---------- Excerpted text ----------
# Optical Music Recognition
**By: Sarah Alabdulwahab & Asma Althakafi**
> Optical Music Recognition (OMR) is software that essentially teaches the machine to read sheet music. The aim of this project is to develop a sheet music reader which will classify each music note then produce an audio file of the music it read.

In [1]:
#supress warnings
import warnings
warnings.filterwarnings('ignore')

from tqdm import tqdm
import numpy as np
from pre_processing import *
from scipy.ndimage import binary_fill_holes
from skimage.morphology import thin

#Predefined models from github.com/aashrafh
from commonfunctions import *
from staff import coordinator
from segmenter import Segmenter
from connected_componentes import *
from fit import predict
from box import Box

In [2]:
label_map = {0:{0: 'N0'}, 1:{0:'b2',1:'a2'}, 2:{0:'g2',1:'f2'}, 3:{0:'e2',1:'d2'}, 4:{0:'c2',1:'b1'}, 5:{0:'a1',1:'g1'}
             , 6:{0:'f1',1:'e1'}, 7:{0:'d1',1:'c1'}}

In [3]:
def read_all_images(num_of_images):
    all_images_list = []
    for i in range(num_of_images):
        path = f'Notes/{i+1}.png'
        img = gray_img(io.imread(path))
        all_images_list.append(get_thresholded(img, threshold_otsu(img)))
    return all_images_list

In [4]:
def segmenting(img):
    segmenter = Segmenter(get_thresholded(img, threshold_otsu(img))) #binary image
    imgs_with_staff = segmenter.regions_with_staff
    imgs_spacing, imgs_rows, coord_imgs  = [], [], []
    for i, img in enumerate(imgs_with_staff):
        spacing, rows, no_staff_img = coordinator(img,IsHorizontal(img))
        imgs_rows.append(rows)
        imgs_spacing.append(spacing)
        coord_imgs.append(no_staff_img)
    return segmenter, imgs_spacing, imgs_rows, coord_imgs, imgs_with_staff

In [5]:
def estim(c, idx, imgs_spacing, imgs_rows):
    spacing = imgs_spacing[idx]
    rows = imgs_rows[idx]
    margin = 1+(spacing/4)
    for index,line in enumerate (rows):
        if c >= line - margin and c <= line + margin:
            return index+1, 0
        elif c >= line + margin and c <= line + 3*margin:
            return index+1, 1
    return 0, 0 

In [6]:
def filter_beams(prims, prim_with_staff, bounds):
    n_bounds = []
    n_prims = []
    n_prim_with_staff = []
    for i, prim in enumerate(prims):
        if prim.shape[1] >= 2*prim.shape[0]:
            continue
        else:
            n_bounds.append(bounds[i])
---------- Excerpted data ----------
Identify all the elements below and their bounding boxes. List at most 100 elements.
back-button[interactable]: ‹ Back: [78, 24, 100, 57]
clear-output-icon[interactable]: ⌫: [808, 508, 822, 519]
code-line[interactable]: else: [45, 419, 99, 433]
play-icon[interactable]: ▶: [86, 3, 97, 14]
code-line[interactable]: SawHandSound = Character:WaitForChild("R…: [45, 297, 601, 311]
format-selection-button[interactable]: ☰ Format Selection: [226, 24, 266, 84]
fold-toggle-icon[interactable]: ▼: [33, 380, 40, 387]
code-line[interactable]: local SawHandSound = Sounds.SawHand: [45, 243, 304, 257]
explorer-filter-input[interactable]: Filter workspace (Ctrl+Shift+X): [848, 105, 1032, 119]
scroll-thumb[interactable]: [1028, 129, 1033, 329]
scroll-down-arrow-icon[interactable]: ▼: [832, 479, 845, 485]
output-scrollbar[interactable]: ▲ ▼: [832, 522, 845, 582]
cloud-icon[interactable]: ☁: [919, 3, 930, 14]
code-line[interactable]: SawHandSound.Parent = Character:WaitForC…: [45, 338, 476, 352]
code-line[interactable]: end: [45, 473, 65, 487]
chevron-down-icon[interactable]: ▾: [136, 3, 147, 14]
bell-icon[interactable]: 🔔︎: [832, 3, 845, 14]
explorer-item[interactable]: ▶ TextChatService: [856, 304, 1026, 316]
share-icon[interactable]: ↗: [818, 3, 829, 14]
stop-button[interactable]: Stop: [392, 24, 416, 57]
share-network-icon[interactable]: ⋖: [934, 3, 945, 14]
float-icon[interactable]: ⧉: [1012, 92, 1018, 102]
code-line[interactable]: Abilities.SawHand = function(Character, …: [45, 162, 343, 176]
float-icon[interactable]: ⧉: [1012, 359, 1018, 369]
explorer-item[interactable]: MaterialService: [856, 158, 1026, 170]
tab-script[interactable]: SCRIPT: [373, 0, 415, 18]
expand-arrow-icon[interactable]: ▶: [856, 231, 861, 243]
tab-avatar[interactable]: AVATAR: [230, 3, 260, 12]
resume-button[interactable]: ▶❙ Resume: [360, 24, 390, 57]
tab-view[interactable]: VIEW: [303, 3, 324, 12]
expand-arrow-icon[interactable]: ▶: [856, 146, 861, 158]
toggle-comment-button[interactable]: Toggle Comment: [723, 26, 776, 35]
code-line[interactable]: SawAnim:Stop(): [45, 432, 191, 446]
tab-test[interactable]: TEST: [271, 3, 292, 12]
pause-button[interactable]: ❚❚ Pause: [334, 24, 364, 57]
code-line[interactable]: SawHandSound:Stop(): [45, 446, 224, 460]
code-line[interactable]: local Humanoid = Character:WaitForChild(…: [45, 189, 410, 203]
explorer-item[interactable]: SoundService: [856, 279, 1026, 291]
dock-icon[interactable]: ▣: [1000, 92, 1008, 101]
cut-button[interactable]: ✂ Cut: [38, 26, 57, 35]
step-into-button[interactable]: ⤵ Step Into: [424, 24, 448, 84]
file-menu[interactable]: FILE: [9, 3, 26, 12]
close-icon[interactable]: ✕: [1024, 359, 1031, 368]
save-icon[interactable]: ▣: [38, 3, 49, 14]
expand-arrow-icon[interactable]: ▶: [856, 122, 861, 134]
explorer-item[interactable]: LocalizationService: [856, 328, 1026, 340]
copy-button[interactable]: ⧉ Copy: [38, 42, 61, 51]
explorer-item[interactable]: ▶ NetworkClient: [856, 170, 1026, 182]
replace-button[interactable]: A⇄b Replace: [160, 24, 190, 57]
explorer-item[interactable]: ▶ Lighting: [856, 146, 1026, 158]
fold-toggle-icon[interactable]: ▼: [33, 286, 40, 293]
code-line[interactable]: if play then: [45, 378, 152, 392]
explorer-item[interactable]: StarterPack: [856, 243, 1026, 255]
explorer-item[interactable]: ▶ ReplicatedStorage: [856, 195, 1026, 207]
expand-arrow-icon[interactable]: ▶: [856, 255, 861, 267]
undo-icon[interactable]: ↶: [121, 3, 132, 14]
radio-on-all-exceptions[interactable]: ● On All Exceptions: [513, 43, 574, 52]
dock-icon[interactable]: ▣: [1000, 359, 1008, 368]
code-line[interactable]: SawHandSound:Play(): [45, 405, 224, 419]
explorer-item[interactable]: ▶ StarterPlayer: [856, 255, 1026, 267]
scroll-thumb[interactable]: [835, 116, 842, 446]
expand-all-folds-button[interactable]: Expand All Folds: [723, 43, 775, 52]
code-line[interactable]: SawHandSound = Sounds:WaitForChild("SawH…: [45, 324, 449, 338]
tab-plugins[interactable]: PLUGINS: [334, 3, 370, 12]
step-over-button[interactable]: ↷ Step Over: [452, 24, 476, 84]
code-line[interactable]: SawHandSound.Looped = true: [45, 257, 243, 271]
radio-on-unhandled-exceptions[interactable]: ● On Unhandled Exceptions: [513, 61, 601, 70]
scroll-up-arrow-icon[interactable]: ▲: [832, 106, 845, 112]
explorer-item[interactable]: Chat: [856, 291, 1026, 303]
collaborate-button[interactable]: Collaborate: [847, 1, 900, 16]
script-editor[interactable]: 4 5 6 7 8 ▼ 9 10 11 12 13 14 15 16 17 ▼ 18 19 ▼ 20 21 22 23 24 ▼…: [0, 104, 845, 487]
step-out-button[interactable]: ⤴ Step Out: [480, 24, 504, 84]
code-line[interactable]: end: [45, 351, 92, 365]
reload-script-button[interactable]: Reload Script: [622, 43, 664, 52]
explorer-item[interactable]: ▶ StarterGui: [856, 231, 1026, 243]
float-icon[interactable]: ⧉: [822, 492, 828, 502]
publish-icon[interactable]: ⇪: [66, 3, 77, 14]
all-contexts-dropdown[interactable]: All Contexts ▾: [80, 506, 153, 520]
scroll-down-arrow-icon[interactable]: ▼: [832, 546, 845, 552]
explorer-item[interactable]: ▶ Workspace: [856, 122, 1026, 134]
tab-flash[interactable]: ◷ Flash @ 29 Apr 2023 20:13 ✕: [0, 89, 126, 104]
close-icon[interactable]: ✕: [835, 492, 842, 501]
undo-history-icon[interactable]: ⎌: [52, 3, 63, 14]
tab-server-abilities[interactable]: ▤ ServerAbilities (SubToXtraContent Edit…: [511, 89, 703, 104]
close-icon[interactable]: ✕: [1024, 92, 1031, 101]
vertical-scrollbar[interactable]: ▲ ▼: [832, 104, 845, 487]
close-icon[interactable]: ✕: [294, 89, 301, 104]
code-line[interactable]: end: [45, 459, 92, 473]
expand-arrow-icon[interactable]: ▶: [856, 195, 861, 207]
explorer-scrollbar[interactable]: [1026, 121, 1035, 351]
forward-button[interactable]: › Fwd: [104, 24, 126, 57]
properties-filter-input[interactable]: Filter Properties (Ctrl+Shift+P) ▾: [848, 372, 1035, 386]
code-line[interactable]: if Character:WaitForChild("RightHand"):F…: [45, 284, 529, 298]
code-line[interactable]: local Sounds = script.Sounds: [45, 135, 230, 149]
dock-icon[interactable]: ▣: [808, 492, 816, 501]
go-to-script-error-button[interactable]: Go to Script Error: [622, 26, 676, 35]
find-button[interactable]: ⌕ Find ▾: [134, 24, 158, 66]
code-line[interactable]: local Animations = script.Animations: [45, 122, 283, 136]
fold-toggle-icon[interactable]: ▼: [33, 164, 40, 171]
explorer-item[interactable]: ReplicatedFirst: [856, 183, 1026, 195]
----------
**Task prompt:** Transcribe the Optical Music Recognition text between "imgs_rows.append(rows)" and "margin = 1+(spacing/4)", inclusive.

**Response:**
imgs_rows.append(rows)
        imgs_spacing.append(spacing)
        coord_imgs.append(no_staff_img)
    return segmenter, imgs_spacing, imgs_rows, coord_imgs, imgs_with_staff

In [5]:
def estim(c, idx, imgs_spacing, imgs_rows):
    spacing = imgs_spacing[idx]
    rows = imgs_rows[idx]
    margin = 1+(spacing/4)